§ THE TASK: Transcribe each of the records below exactly, excluding all pictures.

§ ENTRIES SHOWN:
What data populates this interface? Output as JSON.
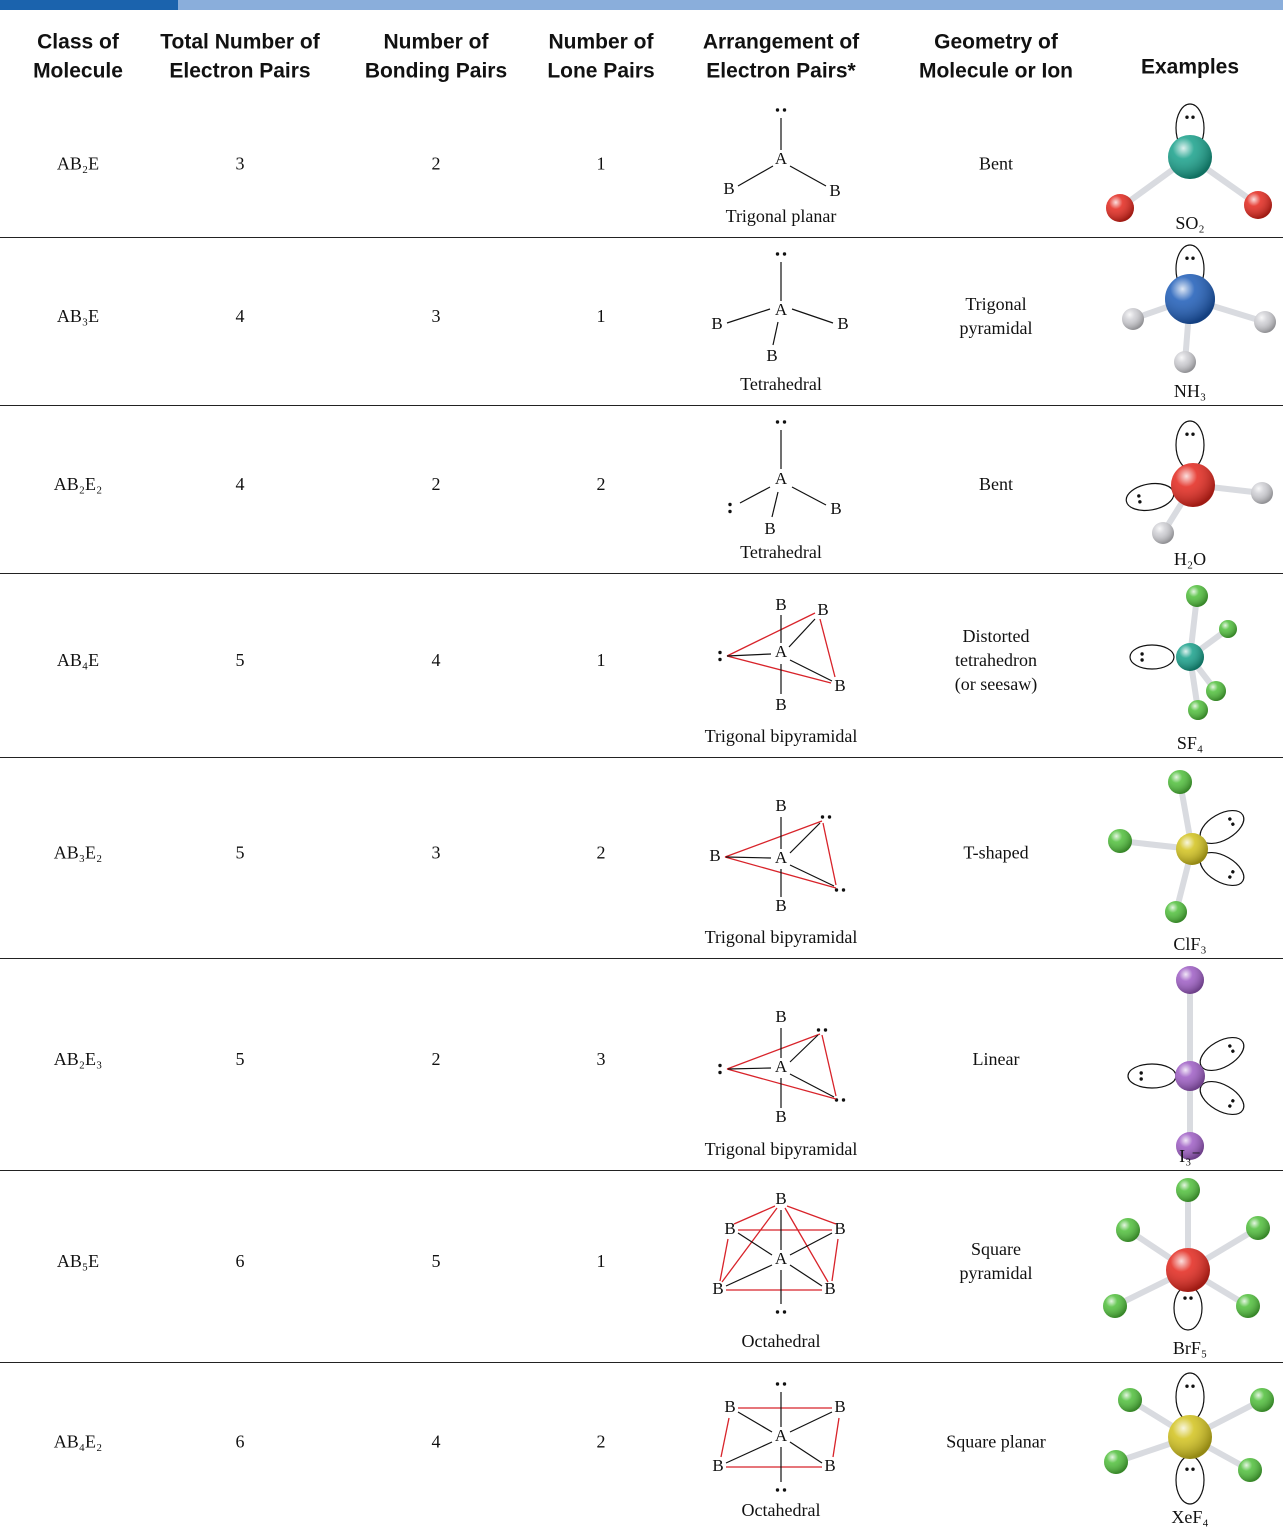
{
  "header": {
    "columns": [
      [
        "Class of",
        "Molecule"
      ],
      [
        "Total Number of",
        "Electron Pairs"
      ],
      [
        "Number of",
        "Bonding Pairs"
      ],
      [
        "Number of",
        "Lone Pairs"
      ],
      [
        "Arrangement of",
        "Electron Pairs*"
      ],
      [
        "Geometry of",
        "Molecule or Ion"
      ],
      [
        "Examples"
      ]
    ]
  },
  "diagram_labels": {
    "central": "A",
    "outer": "B"
  },
  "table": {
    "rows": [
      {
        "class": "AB₂E",
        "total": "3",
        "bonding": "2",
        "lone": "1",
        "arrangement": "Trigonal planar",
        "geometry": [
          "Bent"
        ],
        "example": "SO₂"
      },
      {
        "class": "AB₃E",
        "total": "4",
        "bonding": "3",
        "lone": "1",
        "arrangement": "Tetrahedral",
        "geometry": [
          "Trigonal",
          "pyramidal"
        ],
        "example": "NH₃"
      },
      {
        "class": "AB₂E₂",
        "total": "4",
        "bonding": "2",
        "lone": "2",
        "arrangement": "Tetrahedral",
        "geometry": [
          "Bent"
        ],
        "example": "H₂O"
      },
      {
        "class": "AB₄E",
        "total": "5",
        "bonding": "4",
        "lone": "1",
        "arrangement": "Trigonal bipyramidal",
        "geometry": [
          "Distorted",
          "tetrahedron",
          "(or seesaw)"
        ],
        "example": "SF₄"
      },
      {
        "class": "AB₃E₂",
        "total": "5",
        "bonding": "3",
        "lone": "2",
        "arrangement": "Trigonal bipyramidal",
        "geometry": [
          "T-shaped"
        ],
        "example": "ClF₃"
      },
      {
        "class": "AB₂E₃",
        "total": "5",
        "bonding": "2",
        "lone": "3",
        "arrangement": "Trigonal bipyramidal",
        "geometry": [
          "Linear"
        ],
        "example": "I₃⁻"
      },
      {
        "class": "AB₅E",
        "total": "6",
        "bonding": "5",
        "lone": "1",
        "arrangement": "Octahedral",
        "geometry": [
          "Square",
          "pyramidal"
        ],
        "example": "BrF₅"
      },
      {
        "class": "AB₄E₂",
        "total": "6",
        "bonding": "4",
        "lone": "2",
        "arrangement": "Octahedral",
        "geometry": [
          "Square planar"
        ],
        "example": "XeF₄"
      }
    ]
  }
}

§ SOLUTION TO THE PROBLEM:
What data populates this interface? Output as JSON.
{
  "header": {
    "columns": [
      [
        "Class of",
        "Molecule"
      ],
      [
        "Total Number of",
        "Electron Pairs"
      ],
      [
        "Number of",
        "Bonding Pairs"
      ],
      [
        "Number of",
        "Lone Pairs"
      ],
      [
        "Arrangement of",
        "Electron Pairs*"
      ],
      [
        "Geometry of",
        "Molecule or Ion"
      ],
      [
        "Examples"
      ]
    ]
  },
  "diagram_labels": {
    "central": "A",
    "outer": "B"
  },
  "table": {
    "rows": [
      {
        "class": "AB₂E",
        "total": "3",
        "bonding": "2",
        "lone": "1",
        "arrangement": "Trigonal planar",
        "geometry": [
          "Bent"
        ],
        "example": "SO₂"
      },
      {
        "class": "AB₃E",
        "total": "4",
        "bonding": "3",
        "lone": "1",
        "arrangement": "Tetrahedral",
        "geometry": [
          "Trigonal",
          "pyramidal"
        ],
        "example": "NH₃"
      },
      {
        "class": "AB₂E₂",
        "total": "4",
        "bonding": "2",
        "lone": "2",
        "arrangement": "Tetrahedral",
        "geometry": [
          "Bent"
        ],
        "example": "H₂O"
      },
      {
        "class": "AB₄E",
        "total": "5",
        "bonding": "4",
        "lone": "1",
        "arrangement": "Trigonal bipyramidal",
        "geometry": [
          "Distorted",
          "tetrahedron",
          "(or seesaw)"
        ],
        "example": "SF₄"
      },
      {
        "class": "AB₃E₂",
        "total": "5",
        "bonding": "3",
        "lone": "2",
        "arrangement": "Trigonal bipyramidal",
        "geometry": [
          "T-shaped"
        ],
        "example": "ClF₃"
      },
      {
        "class": "AB₂E₃",
        "total": "5",
        "bonding": "2",
        "lone": "3",
        "arrangement": "Trigonal bipyramidal",
        "geometry": [
          "Linear"
        ],
        "example": "I₃⁻"
      },
      {
        "class": "AB₅E",
        "total": "6",
        "bonding": "5",
        "lone": "1",
        "arrangement": "Octahedral",
        "geometry": [
          "Square",
          "pyramidal"
        ],
        "example": "BrF₅"
      },
      {
        "class": "AB₄E₂",
        "total": "6",
        "bonding": "4",
        "lone": "2",
        "arrangement": "Octahedral",
        "geometry": [
          "Square planar"
        ],
        "example": "XeF₄"
      }
    ]
  }
}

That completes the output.